====== Provided records ======
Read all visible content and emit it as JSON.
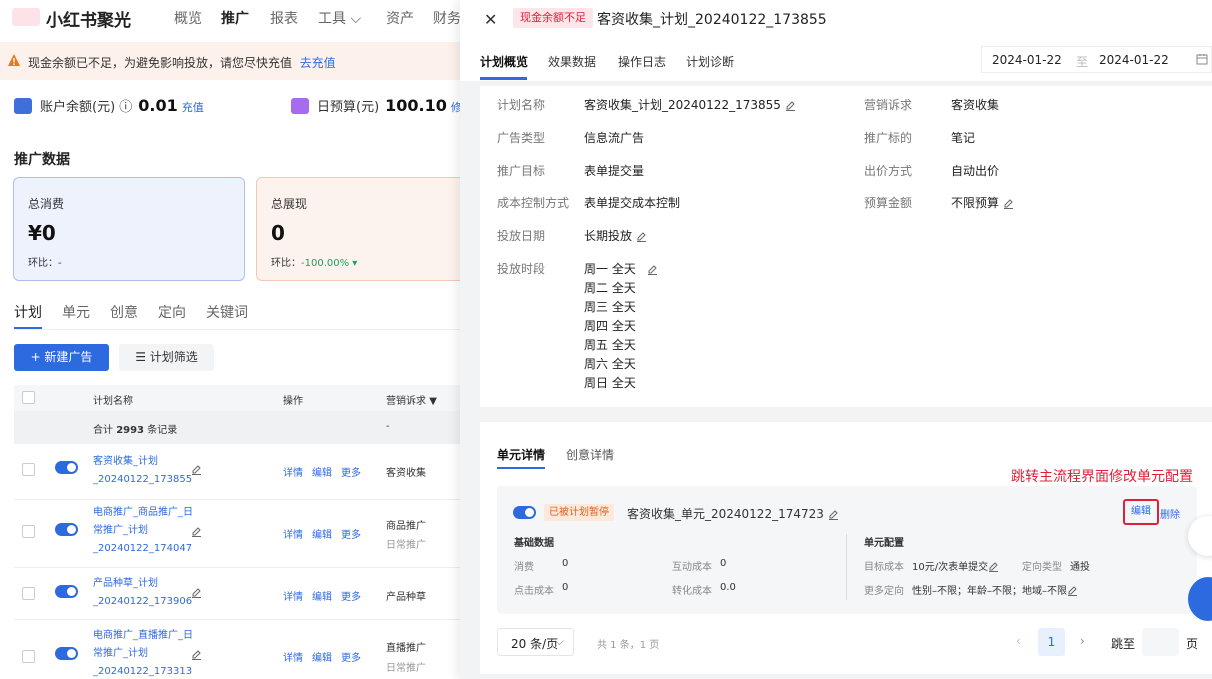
{
  "brand": {
    "name": "小红书聚光"
  },
  "nav": [
    "概览",
    "推广",
    "报表",
    "工具 ⌵",
    "资产",
    "财务"
  ],
  "alert": {
    "text": "现金余额已不足，为避免影响投放，请您尽快充值",
    "link": "去充值"
  },
  "account": {
    "balance_label": "账户余额(元) ⓘ",
    "balance_value": "0.01",
    "balance_link": "充值",
    "budget_label": "日预算(元)",
    "budget_value": "100.10",
    "budget_link": "修改"
  },
  "section_title": "推广数据",
  "cards": [
    {
      "label": "总消费",
      "value": "¥0",
      "change_label": "环比：",
      "change_value": "-"
    },
    {
      "label": "总展现",
      "value": "0",
      "change_label": "环比：",
      "change_value": "-100.00% ▾"
    }
  ],
  "subtabs": [
    "计划",
    "单元",
    "创意",
    "定向",
    "关键词"
  ],
  "buttons": {
    "new_ad": "+ 新建广告",
    "filter": "计划筛选"
  },
  "table": {
    "headers": {
      "name": "计划名称",
      "ops": "操作",
      "cat": "营销诉求"
    },
    "summary": {
      "prefix": "合计",
      "count": "2993",
      "suffix": "条记录",
      "cat": "-"
    },
    "rows": [
      {
        "name": "客资收集_计划_20240122_173855",
        "ops": [
          "详情",
          "编辑",
          "更多"
        ],
        "cat": "客资收集",
        "cat2": ""
      },
      {
        "name": "电商推广_商品推广_日常推广_计划_20240122_174047",
        "ops": [
          "详情",
          "编辑",
          "更多"
        ],
        "cat": "商品推广",
        "cat2": "日常推广"
      },
      {
        "name": "产品种草_计划_20240122_173906",
        "ops": [
          "详情",
          "编辑",
          "更多"
        ],
        "cat": "产品种草",
        "cat2": ""
      },
      {
        "name": "电商推广_直播推广_日常推广_计划_20240122_173313",
        "ops": [
          "详情",
          "编辑",
          "更多"
        ],
        "cat": "直播推广",
        "cat2": "日常推广"
      }
    ]
  },
  "panel": {
    "close": "✕",
    "badge": "现金余额不足",
    "title": "客资收集_计划_20240122_173855",
    "tabs": [
      "计划概览",
      "效果数据",
      "操作日志",
      "计划诊断"
    ],
    "date_start": "2024-01-22",
    "date_sep": "至",
    "date_end": "2024-01-22",
    "info_left": [
      {
        "k": "计划名称",
        "v": "客资收集_计划_20240122_173855"
      },
      {
        "k": "广告类型",
        "v": "信息流广告"
      },
      {
        "k": "推广目标",
        "v": "表单提交量"
      },
      {
        "k": "成本控制方式",
        "v": "表单提交成本控制"
      },
      {
        "k": "投放日期",
        "v": "长期投放"
      },
      {
        "k": "投放时段",
        "v": "周一  全天"
      }
    ],
    "days": [
      "周二  全天",
      "周三  全天",
      "周四  全天",
      "周五  全天",
      "周六  全天",
      "周日  全天"
    ],
    "info_right": [
      {
        "k": "营销诉求",
        "v": "客资收集"
      },
      {
        "k": "推广标的",
        "v": "笔记"
      },
      {
        "k": "出价方式",
        "v": "自动出价"
      },
      {
        "k": "预算金额",
        "v": "不限预算"
      }
    ],
    "unit_tabs": [
      "单元详情",
      "创意详情"
    ],
    "annotation": "跳转主流程界面修改单元配置",
    "unit": {
      "status": "已被计划暂停",
      "name": "客资收集_单元_20240122_174723",
      "edit": "编辑",
      "delete": "删除",
      "basic_title": "基础数据",
      "config_title": "单元配置",
      "basic": [
        {
          "k": "消费",
          "v": "0"
        },
        {
          "k": "互动成本",
          "v": "0"
        },
        {
          "k": "点击成本",
          "v": "0"
        },
        {
          "k": "转化成本",
          "v": "0.0"
        }
      ],
      "config": {
        "target_k": "目标成本",
        "target_v": "10元/次表单提交",
        "type_k": "定向类型",
        "type_v": "通投",
        "more_k": "更多定向",
        "more_v": "性别–不限；年龄–不限；地域–不限"
      }
    },
    "pager": {
      "size": "20 条/页",
      "info": "共 1 条，1 页",
      "current": "1",
      "jump": "跳至",
      "page": "页"
    }
  }
}
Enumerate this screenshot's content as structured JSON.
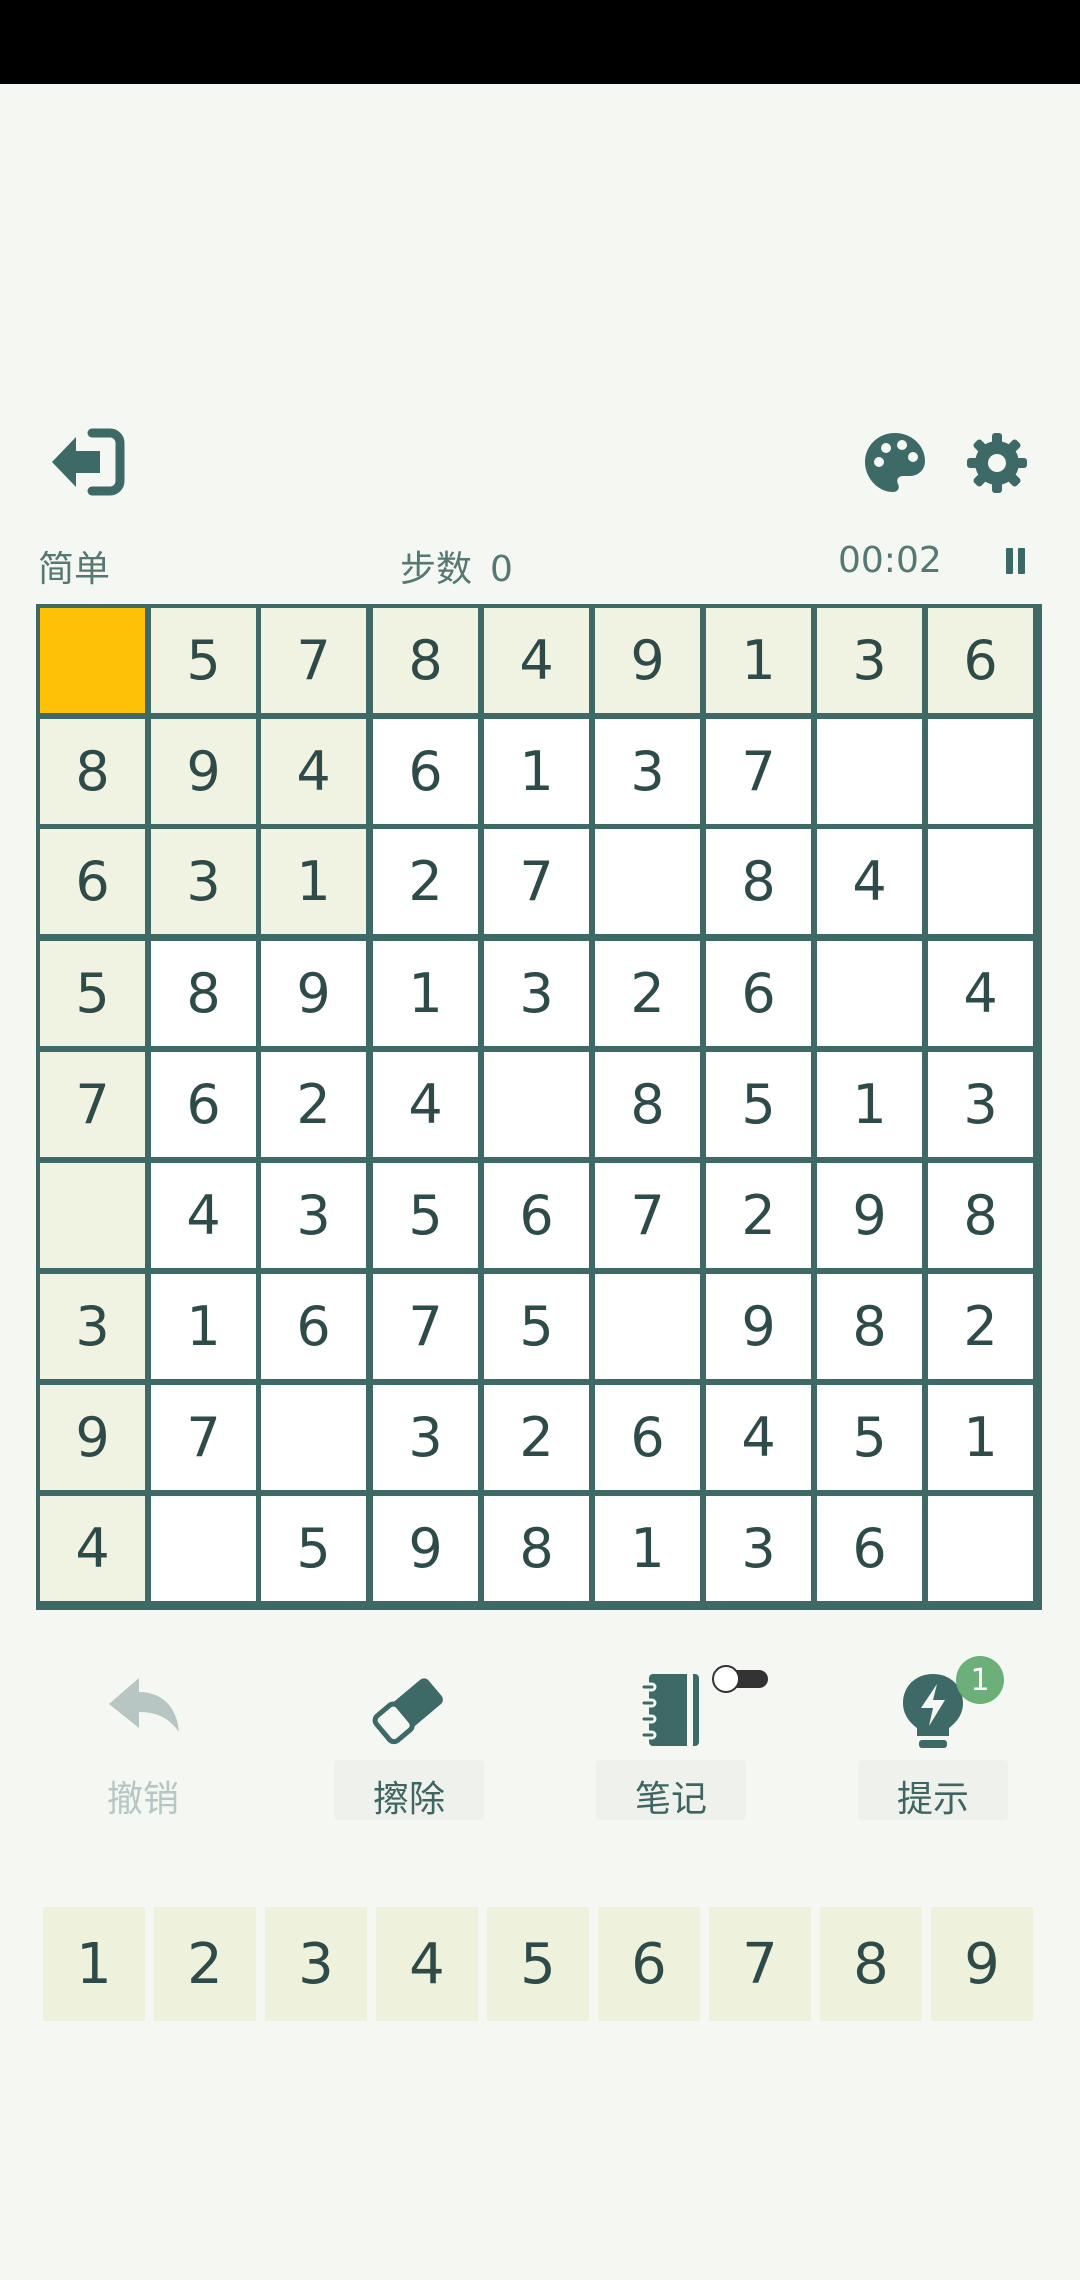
{
  "header": {
    "exit_icon": "exit-arrow-icon",
    "theme_icon": "palette-icon",
    "settings_icon": "gear-icon"
  },
  "info": {
    "difficulty": "简单",
    "steps_label": "步数",
    "steps_value": "0",
    "timer": "00:02"
  },
  "board": {
    "grid": [
      [
        0,
        5,
        7,
        8,
        4,
        9,
        1,
        3,
        6
      ],
      [
        8,
        9,
        4,
        6,
        1,
        3,
        7,
        0,
        0
      ],
      [
        6,
        3,
        1,
        2,
        7,
        0,
        8,
        4,
        0
      ],
      [
        5,
        8,
        9,
        1,
        3,
        2,
        6,
        0,
        4
      ],
      [
        7,
        6,
        2,
        4,
        0,
        8,
        5,
        1,
        3
      ],
      [
        0,
        4,
        3,
        5,
        6,
        7,
        2,
        9,
        8
      ],
      [
        3,
        1,
        6,
        7,
        5,
        0,
        9,
        8,
        2
      ],
      [
        9,
        7,
        0,
        3,
        2,
        6,
        4,
        5,
        1
      ],
      [
        4,
        0,
        5,
        9,
        8,
        1,
        3,
        6,
        0
      ]
    ],
    "selected": [
      0,
      0
    ],
    "colors": {
      "selected": "#ffc107",
      "highlight": "#f0f3e1",
      "cell": "#ffffff",
      "grid_line": "#3d6a67"
    }
  },
  "tools": {
    "undo": {
      "label": "撤销",
      "icon": "undo-arrow-icon",
      "enabled": false
    },
    "erase": {
      "label": "擦除",
      "icon": "eraser-icon",
      "enabled": true
    },
    "notes": {
      "label": "笔记",
      "icon": "notebook-icon",
      "toggle_on": false
    },
    "hint": {
      "label": "提示",
      "icon": "lightbulb-icon",
      "badge": "1"
    }
  },
  "numpad": [
    "1",
    "2",
    "3",
    "4",
    "5",
    "6",
    "7",
    "8",
    "9"
  ]
}
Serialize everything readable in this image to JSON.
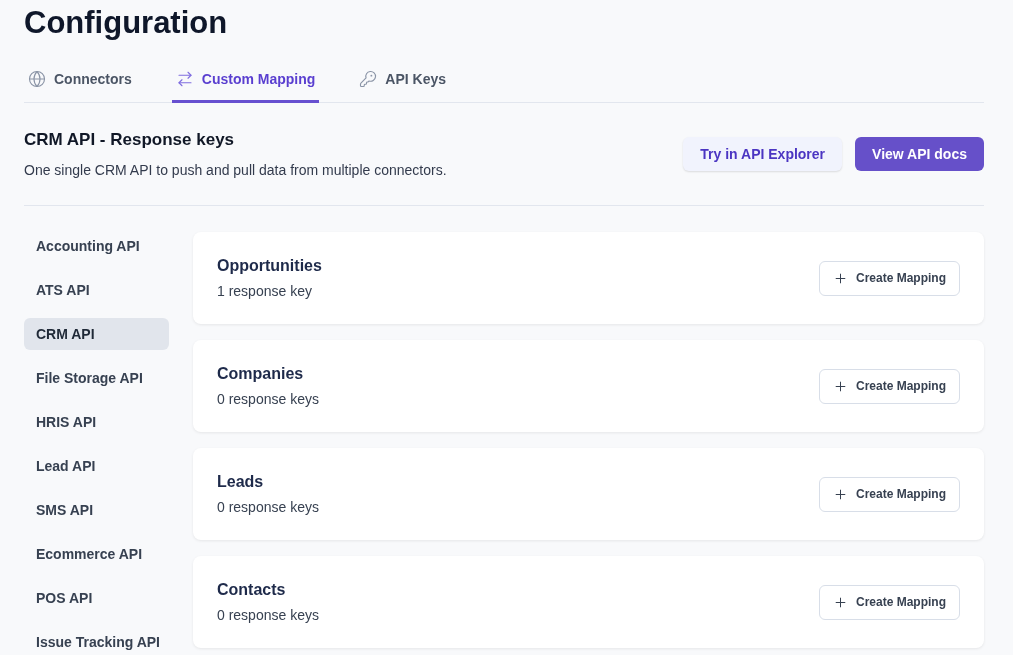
{
  "page_title": "Configuration",
  "tabs": [
    {
      "label": "Connectors",
      "selected": false
    },
    {
      "label": "Custom Mapping",
      "selected": true
    },
    {
      "label": "API Keys",
      "selected": false
    }
  ],
  "section": {
    "title": "CRM API - Response keys",
    "description": "One single CRM API to push and pull data from multiple connectors.",
    "buttons": [
      {
        "label": "Try in API Explorer",
        "kind": "secondary"
      },
      {
        "label": "View API docs",
        "kind": "primary"
      }
    ]
  },
  "sidebar": {
    "items": [
      {
        "label": "Accounting API",
        "selected": false
      },
      {
        "label": "ATS API",
        "selected": false
      },
      {
        "label": "CRM API",
        "selected": true
      },
      {
        "label": "File Storage API",
        "selected": false
      },
      {
        "label": "HRIS API",
        "selected": false
      },
      {
        "label": "Lead API",
        "selected": false
      },
      {
        "label": "SMS API",
        "selected": false
      },
      {
        "label": "Ecommerce API",
        "selected": false
      },
      {
        "label": "POS API",
        "selected": false
      },
      {
        "label": "Issue Tracking API",
        "selected": false
      }
    ]
  },
  "resources": [
    {
      "name": "Opportunities",
      "count": "1 response key",
      "button": "Create Mapping"
    },
    {
      "name": "Companies",
      "count": "0 response keys",
      "button": "Create Mapping"
    },
    {
      "name": "Leads",
      "count": "0 response keys",
      "button": "Create Mapping"
    },
    {
      "name": "Contacts",
      "count": "0 response keys",
      "button": "Create Mapping"
    }
  ]
}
======
**What you need to do:** Pictures in the records must not appear in the copy; transcribe everything else precisely.

**The response:**
Read all visible content and emit it as JSON.
{
  "brand": {
    "name": "小红书聚光"
  },
  "nav": [
    "概览",
    "推广",
    "报表",
    "工具 ⌵",
    "资产",
    "财务"
  ],
  "alert": {
    "text": "现金余额已不足，为避免影响投放，请您尽快充值",
    "link": "去充值"
  },
  "account": {
    "balance_label": "账户余额(元) ⓘ",
    "balance_value": "0.01",
    "balance_link": "充值",
    "budget_label": "日预算(元)",
    "budget_value": "100.10",
    "budget_link": "修改"
  },
  "section_title": "推广数据",
  "cards": [
    {
      "label": "总消费",
      "value": "¥0",
      "change_label": "环比：",
      "change_value": "-"
    },
    {
      "label": "总展现",
      "value": "0",
      "change_label": "环比：",
      "change_value": "-100.00% ▾"
    }
  ],
  "subtabs": [
    "计划",
    "单元",
    "创意",
    "定向",
    "关键词"
  ],
  "buttons": {
    "new_ad": "+ 新建广告",
    "filter": "计划筛选"
  },
  "table": {
    "headers": {
      "name": "计划名称",
      "ops": "操作",
      "cat": "营销诉求"
    },
    "summary": {
      "prefix": "合计",
      "count": "2993",
      "suffix": "条记录",
      "cat": "-"
    },
    "rows": [
      {
        "name": "客资收集_计划_20240122_173855",
        "ops": [
          "详情",
          "编辑",
          "更多"
        ],
        "cat": "客资收集",
        "cat2": ""
      },
      {
        "name": "电商推广_商品推广_日常推广_计划_20240122_174047",
        "ops": [
          "详情",
          "编辑",
          "更多"
        ],
        "cat": "商品推广",
        "cat2": "日常推广"
      },
      {
        "name": "产品种草_计划_20240122_173906",
        "ops": [
          "详情",
          "编辑",
          "更多"
        ],
        "cat": "产品种草",
        "cat2": ""
      },
      {
        "name": "电商推广_直播推广_日常推广_计划_20240122_173313",
        "ops": [
          "详情",
          "编辑",
          "更多"
        ],
        "cat": "直播推广",
        "cat2": "日常推广"
      }
    ]
  },
  "panel": {
    "close": "✕",
    "badge": "现金余额不足",
    "title": "客资收集_计划_20240122_173855",
    "tabs": [
      "计划概览",
      "效果数据",
      "操作日志",
      "计划诊断"
    ],
    "date_start": "2024-01-22",
    "date_sep": "至",
    "date_end": "2024-01-22",
    "info_left": [
      {
        "k": "计划名称",
        "v": "客资收集_计划_20240122_173855"
      },
      {
        "k": "广告类型",
        "v": "信息流广告"
      },
      {
        "k": "推广目标",
        "v": "表单提交量"
      },
      {
        "k": "成本控制方式",
        "v": "表单提交成本控制"
      },
      {
        "k": "投放日期",
        "v": "长期投放"
      },
      {
        "k": "投放时段",
        "v": "周一  全天"
      }
    ],
    "days": [
      "周二  全天",
      "周三  全天",
      "周四  全天",
      "周五  全天",
      "周六  全天",
      "周日  全天"
    ],
    "info_right": [
      {
        "k": "营销诉求",
        "v": "客资收集"
      },
      {
        "k": "推广标的",
        "v": "笔记"
      },
      {
        "k": "出价方式",
        "v": "自动出价"
      },
      {
        "k": "预算金额",
        "v": "不限预算"
      }
    ],
    "unit_tabs": [
      "单元详情",
      "创意详情"
    ],
    "annotation": "跳转主流程界面修改单元配置",
    "unit": {
      "status": "已被计划暂停",
      "name": "客资收集_单元_20240122_174723",
      "edit": "编辑",
      "delete": "删除",
      "basic_title": "基础数据",
      "config_title": "单元配置",
      "basic": [
        {
          "k": "消费",
          "v": "0"
        },
        {
          "k": "互动成本",
          "v": "0"
        },
        {
          "k": "点击成本",
          "v": "0"
        },
        {
          "k": "转化成本",
          "v": "0.0"
        }
      ],
      "config": {
        "target_k": "目标成本",
        "target_v": "10元/次表单提交",
        "type_k": "定向类型",
        "type_v": "通投",
        "more_k": "更多定向",
        "more_v": "性别–不限；年龄–不限；地域–不限"
      }
    },
    "pager": {
      "size": "20 条/页",
      "info": "共 1 条，1 页",
      "current": "1",
      "jump": "跳至",
      "page": "页"
    }
  }
}
Enumerate this screenshot's content as structured JSON.
{
  "header": {
    "exit_icon": "exit-arrow-icon",
    "theme_icon": "palette-icon",
    "settings_icon": "gear-icon"
  },
  "info": {
    "difficulty": "简单",
    "steps_label": "步数",
    "steps_value": "0",
    "timer": "00:02"
  },
  "board": {
    "grid": [
      [
        0,
        5,
        7,
        8,
        4,
        9,
        1,
        3,
        6
      ],
      [
        8,
        9,
        4,
        6,
        1,
        3,
        7,
        0,
        0
      ],
      [
        6,
        3,
        1,
        2,
        7,
        0,
        8,
        4,
        0
      ],
      [
        5,
        8,
        9,
        1,
        3,
        2,
        6,
        0,
        4
      ],
      [
        7,
        6,
        2,
        4,
        0,
        8,
        5,
        1,
        3
      ],
      [
        0,
        4,
        3,
        5,
        6,
        7,
        2,
        9,
        8
      ],
      [
        3,
        1,
        6,
        7,
        5,
        0,
        9,
        8,
        2
      ],
      [
        9,
        7,
        0,
        3,
        2,
        6,
        4,
        5,
        1
      ],
      [
        4,
        0,
        5,
        9,
        8,
        1,
        3,
        6,
        0
      ]
    ],
    "selected": [
      0,
      0
    ],
    "colors": {
      "selected": "#ffc107",
      "highlight": "#f0f3e1",
      "cell": "#ffffff",
      "grid_line": "#3d6a67"
    }
  },
  "tools": {
    "undo": {
      "label": "撤销",
      "icon": "undo-arrow-icon",
      "enabled": false
    },
    "erase": {
      "label": "擦除",
      "icon": "eraser-icon",
      "enabled": true
    },
    "notes": {
      "label": "笔记",
      "icon": "notebook-icon",
      "toggle_on": false
    },
    "hint": {
      "label": "提示",
      "icon": "lightbulb-icon",
      "badge": "1"
    }
  },
  "numpad": [
    "1",
    "2",
    "3",
    "4",
    "5",
    "6",
    "7",
    "8",
    "9"
  ]
}
Serialize everything readable in this image to JSON.
{
  "page_title": "Configuration",
  "tabs": [
    {
      "label": "Connectors",
      "selected": false
    },
    {
      "label": "Custom Mapping",
      "selected": true
    },
    {
      "label": "API Keys",
      "selected": false
    }
  ],
  "section": {
    "title": "CRM API - Response keys",
    "description": "One single CRM API to push and pull data from multiple connectors.",
    "buttons": [
      {
        "label": "Try in API Explorer",
        "kind": "secondary"
      },
      {
        "label": "View API docs",
        "kind": "primary"
      }
    ]
  },
  "sidebar": {
    "items": [
      {
        "label": "Accounting API",
        "selected": false
      },
      {
        "label": "ATS API",
        "selected": false
      },
      {
        "label": "CRM API",
        "selected": true
      },
      {
        "label": "File Storage API",
        "selected": false
      },
      {
        "label": "HRIS API",
        "selected": false
      },
      {
        "label": "Lead API",
        "selected": false
      },
      {
        "label": "SMS API",
        "selected": false
      },
      {
        "label": "Ecommerce API",
        "selected": false
      },
      {
        "label": "POS API",
        "selected": false
      },
      {
        "label": "Issue Tracking API",
        "selected": false
      }
    ]
  },
  "resources": [
    {
      "name": "Opportunities",
      "count": "1 response key",
      "button": "Create Mapping"
    },
    {
      "name": "Companies",
      "count": "0 response keys",
      "button": "Create Mapping"
    },
    {
      "name": "Leads",
      "count": "0 response keys",
      "button": "Create Mapping"
    },
    {
      "name": "Contacts",
      "count": "0 response keys",
      "button": "Create Mapping"
    }
  ]
}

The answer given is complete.